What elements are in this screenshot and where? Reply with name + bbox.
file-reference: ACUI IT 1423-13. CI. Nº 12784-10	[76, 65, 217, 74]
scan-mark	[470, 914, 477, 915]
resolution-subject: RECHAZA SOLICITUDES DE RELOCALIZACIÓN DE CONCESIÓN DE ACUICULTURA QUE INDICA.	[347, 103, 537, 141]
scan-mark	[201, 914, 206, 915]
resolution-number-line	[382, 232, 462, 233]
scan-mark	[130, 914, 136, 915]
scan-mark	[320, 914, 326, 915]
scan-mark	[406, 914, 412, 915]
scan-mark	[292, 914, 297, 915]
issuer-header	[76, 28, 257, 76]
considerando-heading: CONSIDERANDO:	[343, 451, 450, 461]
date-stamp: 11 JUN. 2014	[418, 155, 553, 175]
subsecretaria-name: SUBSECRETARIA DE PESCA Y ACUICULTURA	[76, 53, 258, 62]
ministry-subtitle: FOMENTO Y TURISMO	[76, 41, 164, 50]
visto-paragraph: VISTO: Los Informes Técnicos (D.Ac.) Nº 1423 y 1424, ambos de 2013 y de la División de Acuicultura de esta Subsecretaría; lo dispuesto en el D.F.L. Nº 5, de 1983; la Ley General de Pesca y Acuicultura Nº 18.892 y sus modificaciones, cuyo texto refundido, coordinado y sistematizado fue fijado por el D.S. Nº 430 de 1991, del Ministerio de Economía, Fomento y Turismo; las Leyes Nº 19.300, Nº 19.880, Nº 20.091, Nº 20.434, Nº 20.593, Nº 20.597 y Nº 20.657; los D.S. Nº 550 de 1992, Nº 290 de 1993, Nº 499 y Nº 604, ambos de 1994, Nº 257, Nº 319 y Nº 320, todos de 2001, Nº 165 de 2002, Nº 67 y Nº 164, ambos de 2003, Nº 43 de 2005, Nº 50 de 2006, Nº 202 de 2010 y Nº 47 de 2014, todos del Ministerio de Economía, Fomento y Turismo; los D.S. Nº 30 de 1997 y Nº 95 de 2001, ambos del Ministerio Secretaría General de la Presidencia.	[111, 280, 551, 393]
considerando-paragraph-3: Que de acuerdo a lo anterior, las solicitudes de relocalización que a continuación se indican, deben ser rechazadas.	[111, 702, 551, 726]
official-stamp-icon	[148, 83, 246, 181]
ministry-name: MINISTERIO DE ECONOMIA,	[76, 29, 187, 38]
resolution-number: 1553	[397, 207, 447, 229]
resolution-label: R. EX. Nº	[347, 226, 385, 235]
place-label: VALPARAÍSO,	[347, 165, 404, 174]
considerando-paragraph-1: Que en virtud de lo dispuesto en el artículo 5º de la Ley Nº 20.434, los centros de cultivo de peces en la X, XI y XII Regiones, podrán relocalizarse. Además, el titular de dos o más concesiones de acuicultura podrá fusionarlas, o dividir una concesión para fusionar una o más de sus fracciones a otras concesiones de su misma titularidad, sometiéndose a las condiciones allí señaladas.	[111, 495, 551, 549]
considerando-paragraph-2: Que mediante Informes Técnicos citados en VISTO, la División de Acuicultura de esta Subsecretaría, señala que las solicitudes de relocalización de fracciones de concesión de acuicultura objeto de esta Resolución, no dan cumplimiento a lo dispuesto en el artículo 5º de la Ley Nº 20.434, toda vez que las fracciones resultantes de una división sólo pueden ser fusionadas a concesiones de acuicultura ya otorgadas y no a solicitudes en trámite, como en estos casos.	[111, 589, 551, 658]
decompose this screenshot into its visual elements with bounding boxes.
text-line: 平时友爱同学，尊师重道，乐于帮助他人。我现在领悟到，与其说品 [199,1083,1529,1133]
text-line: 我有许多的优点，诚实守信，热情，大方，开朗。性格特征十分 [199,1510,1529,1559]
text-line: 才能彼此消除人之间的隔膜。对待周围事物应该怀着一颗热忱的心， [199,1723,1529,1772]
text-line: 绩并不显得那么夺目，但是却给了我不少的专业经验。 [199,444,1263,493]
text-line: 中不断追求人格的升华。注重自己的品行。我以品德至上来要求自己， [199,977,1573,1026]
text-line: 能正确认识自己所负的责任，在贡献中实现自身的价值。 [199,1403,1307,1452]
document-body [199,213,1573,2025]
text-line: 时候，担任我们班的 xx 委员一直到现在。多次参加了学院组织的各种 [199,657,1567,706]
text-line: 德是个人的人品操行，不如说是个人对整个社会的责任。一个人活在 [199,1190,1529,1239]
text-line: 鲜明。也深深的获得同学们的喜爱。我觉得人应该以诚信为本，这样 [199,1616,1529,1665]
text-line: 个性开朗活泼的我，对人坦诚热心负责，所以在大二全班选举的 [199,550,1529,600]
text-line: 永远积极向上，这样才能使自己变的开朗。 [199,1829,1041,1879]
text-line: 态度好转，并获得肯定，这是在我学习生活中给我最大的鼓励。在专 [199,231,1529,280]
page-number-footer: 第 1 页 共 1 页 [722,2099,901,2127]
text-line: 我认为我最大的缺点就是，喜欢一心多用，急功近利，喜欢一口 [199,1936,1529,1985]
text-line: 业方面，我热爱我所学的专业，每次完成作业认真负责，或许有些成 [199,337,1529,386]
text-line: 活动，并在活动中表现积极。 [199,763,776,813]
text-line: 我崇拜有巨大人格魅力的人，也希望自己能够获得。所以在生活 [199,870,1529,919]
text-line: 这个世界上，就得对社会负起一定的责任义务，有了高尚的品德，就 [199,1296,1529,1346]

SET PROBLEM:
Copy the rows word for word, from the first row through the row that contains "232, 462, 233]", including both.

THE OUTPUT:
What elements are in this screenshot and where? Reply with name + bbox.
file-reference: ACUI IT 1423-13. CI. Nº 12784-10	[76, 65, 217, 74]
scan-mark	[470, 914, 477, 915]
resolution-subject: RECHAZA SOLICITUDES DE RELOCALIZACIÓN DE CONCESIÓN DE ACUICULTURA QUE INDICA.	[347, 103, 537, 141]
scan-mark	[201, 914, 206, 915]
resolution-number-line	[382, 232, 462, 233]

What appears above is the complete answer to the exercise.